STATED PROBLEM — Repeat exactly the lines from the line containing "Convert this document image to plain text." through the last line of the records below, inclusive, and nothing else.

begin INPUT FOR THIS TASK

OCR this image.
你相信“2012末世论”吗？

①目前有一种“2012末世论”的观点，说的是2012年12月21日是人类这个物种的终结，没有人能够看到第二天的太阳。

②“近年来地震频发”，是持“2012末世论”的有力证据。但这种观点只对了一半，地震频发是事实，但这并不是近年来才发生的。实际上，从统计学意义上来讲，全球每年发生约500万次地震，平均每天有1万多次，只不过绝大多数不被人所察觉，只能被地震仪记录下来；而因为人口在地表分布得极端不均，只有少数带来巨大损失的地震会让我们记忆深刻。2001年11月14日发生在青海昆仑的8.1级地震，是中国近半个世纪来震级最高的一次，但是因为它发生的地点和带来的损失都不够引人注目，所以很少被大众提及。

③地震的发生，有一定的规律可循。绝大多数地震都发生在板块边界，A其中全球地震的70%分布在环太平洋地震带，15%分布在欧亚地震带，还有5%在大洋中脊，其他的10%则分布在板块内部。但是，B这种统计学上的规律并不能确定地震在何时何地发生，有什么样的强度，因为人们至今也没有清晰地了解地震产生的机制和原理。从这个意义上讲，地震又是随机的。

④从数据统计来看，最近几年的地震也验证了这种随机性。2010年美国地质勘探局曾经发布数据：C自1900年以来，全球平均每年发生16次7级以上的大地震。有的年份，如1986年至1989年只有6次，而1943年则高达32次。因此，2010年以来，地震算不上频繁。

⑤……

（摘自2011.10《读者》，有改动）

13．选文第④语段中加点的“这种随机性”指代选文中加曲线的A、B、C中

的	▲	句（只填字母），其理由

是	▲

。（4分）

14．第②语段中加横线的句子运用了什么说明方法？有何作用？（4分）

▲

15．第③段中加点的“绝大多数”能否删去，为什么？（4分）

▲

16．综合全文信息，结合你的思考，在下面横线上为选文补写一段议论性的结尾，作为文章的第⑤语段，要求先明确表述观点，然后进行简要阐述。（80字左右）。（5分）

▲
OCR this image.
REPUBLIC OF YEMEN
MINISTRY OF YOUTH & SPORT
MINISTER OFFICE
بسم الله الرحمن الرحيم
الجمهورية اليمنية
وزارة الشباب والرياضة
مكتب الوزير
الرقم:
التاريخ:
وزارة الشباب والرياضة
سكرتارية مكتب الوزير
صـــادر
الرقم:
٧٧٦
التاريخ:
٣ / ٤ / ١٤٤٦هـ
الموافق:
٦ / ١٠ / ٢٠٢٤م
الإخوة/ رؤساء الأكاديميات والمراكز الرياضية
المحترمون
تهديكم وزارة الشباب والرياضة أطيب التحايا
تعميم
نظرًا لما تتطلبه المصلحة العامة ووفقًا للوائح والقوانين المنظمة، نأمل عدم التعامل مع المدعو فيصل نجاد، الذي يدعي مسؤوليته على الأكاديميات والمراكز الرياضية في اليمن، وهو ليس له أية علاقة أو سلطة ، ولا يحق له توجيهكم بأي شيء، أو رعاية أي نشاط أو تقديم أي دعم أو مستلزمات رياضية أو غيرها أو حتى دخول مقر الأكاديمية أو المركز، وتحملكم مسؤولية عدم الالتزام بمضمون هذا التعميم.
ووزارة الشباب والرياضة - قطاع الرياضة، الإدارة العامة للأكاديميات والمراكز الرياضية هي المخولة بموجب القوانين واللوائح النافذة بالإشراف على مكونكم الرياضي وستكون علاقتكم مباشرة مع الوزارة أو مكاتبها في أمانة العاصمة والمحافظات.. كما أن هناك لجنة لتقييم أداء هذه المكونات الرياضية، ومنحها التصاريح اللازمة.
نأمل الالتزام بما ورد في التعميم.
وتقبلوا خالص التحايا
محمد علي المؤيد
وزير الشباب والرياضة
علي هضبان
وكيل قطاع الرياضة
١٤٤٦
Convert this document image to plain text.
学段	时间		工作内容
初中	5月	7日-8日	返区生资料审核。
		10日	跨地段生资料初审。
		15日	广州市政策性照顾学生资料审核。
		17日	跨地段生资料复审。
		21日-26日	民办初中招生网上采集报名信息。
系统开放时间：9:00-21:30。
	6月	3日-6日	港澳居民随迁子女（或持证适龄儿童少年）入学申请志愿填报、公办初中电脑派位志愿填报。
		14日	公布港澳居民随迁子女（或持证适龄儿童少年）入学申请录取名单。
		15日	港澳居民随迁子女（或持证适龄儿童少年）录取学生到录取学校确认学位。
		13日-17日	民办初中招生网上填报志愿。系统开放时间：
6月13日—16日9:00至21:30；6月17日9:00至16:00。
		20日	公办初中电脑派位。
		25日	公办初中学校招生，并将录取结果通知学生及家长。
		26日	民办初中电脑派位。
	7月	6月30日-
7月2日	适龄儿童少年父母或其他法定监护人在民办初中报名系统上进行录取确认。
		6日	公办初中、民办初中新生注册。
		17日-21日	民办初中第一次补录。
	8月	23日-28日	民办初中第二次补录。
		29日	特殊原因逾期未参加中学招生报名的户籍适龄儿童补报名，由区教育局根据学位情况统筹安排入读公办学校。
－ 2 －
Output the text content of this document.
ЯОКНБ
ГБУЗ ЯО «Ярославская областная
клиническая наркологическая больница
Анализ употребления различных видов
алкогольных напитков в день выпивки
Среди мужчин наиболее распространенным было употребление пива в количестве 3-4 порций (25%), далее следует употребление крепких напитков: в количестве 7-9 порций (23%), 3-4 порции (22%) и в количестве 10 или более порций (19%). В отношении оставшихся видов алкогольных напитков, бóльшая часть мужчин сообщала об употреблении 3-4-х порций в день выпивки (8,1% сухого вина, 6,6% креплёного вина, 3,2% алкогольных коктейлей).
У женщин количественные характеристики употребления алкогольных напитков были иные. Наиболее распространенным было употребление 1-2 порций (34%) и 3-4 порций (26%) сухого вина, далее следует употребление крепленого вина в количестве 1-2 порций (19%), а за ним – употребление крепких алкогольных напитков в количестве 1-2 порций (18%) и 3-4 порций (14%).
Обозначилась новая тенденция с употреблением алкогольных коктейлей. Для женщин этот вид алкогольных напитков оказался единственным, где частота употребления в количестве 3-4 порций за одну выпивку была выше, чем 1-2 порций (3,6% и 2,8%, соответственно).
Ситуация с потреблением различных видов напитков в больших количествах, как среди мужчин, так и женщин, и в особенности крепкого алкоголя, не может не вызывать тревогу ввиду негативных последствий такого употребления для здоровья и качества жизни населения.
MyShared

end INPUT FOR THIS TASK

THE OUTPUT —
Convert this document image to plain text.
学段	时间		工作内容
初中	5月	7日-8日	返区生资料审核。
		10日	跨地段生资料初审。
		15日	广州市政策性照顾学生资料审核。
		17日	跨地段生资料复审。
		21日-26日	民办初中招生网上采集报名信息。
系统开放时间：9:00-21:30。
	6月	3日-6日	港澳居民随迁子女（或持证适龄儿童少年）入学申请志愿填报、公办初中电脑派位志愿填报。
		14日	公布港澳居民随迁子女（或持证适龄儿童少年）入学申请录取名单。
		15日	港澳居民随迁子女（或持证适龄儿童少年）录取学生到录取学校确认学位。
		13日-17日	民办初中招生网上填报志愿。系统开放时间：
6月13日—16日9:00至21:30；6月17日9:00至16:00。
		20日	公办初中电脑派位。
		25日	公办初中学校招生，并将录取结果通知学生及家长。
		26日	民办初中电脑派位。
	7月	6月30日-
7月2日	适龄儿童少年父母或其他法定监护人在民办初中报名系统上进行录取确认。
		6日	公办初中、民办初中新生注册。
		17日-21日	民办初中第一次补录。
	8月	23日-28日	民办初中第二次补录。
		29日	特殊原因逾期未参加中学招生报名的户籍适龄儿童补报名，由区教育局根据学位情况统筹安排入读公办学校。
－ 2 －
Output the text content of this document.
ЯОКНБ
ГБУЗ ЯО «Ярославская областная
клиническая наркологическая больница
Анализ употребления различных видов
алкогольных напитков в день выпивки
Среди мужчин наиболее распространенным было употребление пива в количестве 3-4 порций (25%), далее следует употребление крепких напитков: в количестве 7-9 порций (23%), 3-4 порции (22%) и в количестве 10 или более порций (19%). В отношении оставшихся видов алкогольных напитков, бóльшая часть мужчин сообщала об употреблении 3-4-х порций в день выпивки (8,1% сухого вина, 6,6% креплёного вина, 3,2% алкогольных коктейлей).
У женщин количественные характеристики употребления алкогольных напитков были иные. Наиболее распространенным было употребление 1-2 порций (34%) и 3-4 порций (26%) сухого вина, далее следует употребление крепленого вина в количестве 1-2 порций (19%), а за ним – употребление крепких алкогольных напитков в количестве 1-2 порций (18%) и 3-4 порций (14%).
Обозначилась новая тенденция с употреблением алкогольных коктейлей. Для женщин этот вид алкогольных напитков оказался единственным, где частота употребления в количестве 3-4 порций за одну выпивку была выше, чем 1-2 порций (3,6% и 2,8%, соответственно).
Ситуация с потреблением различных видов напитков в больших количествах, как среди мужчин, так и женщин, и в особенности крепкого алкоголя, не может не вызывать тревогу ввиду негативных последствий такого употребления для здоровья и качества жизни населения.
MyShared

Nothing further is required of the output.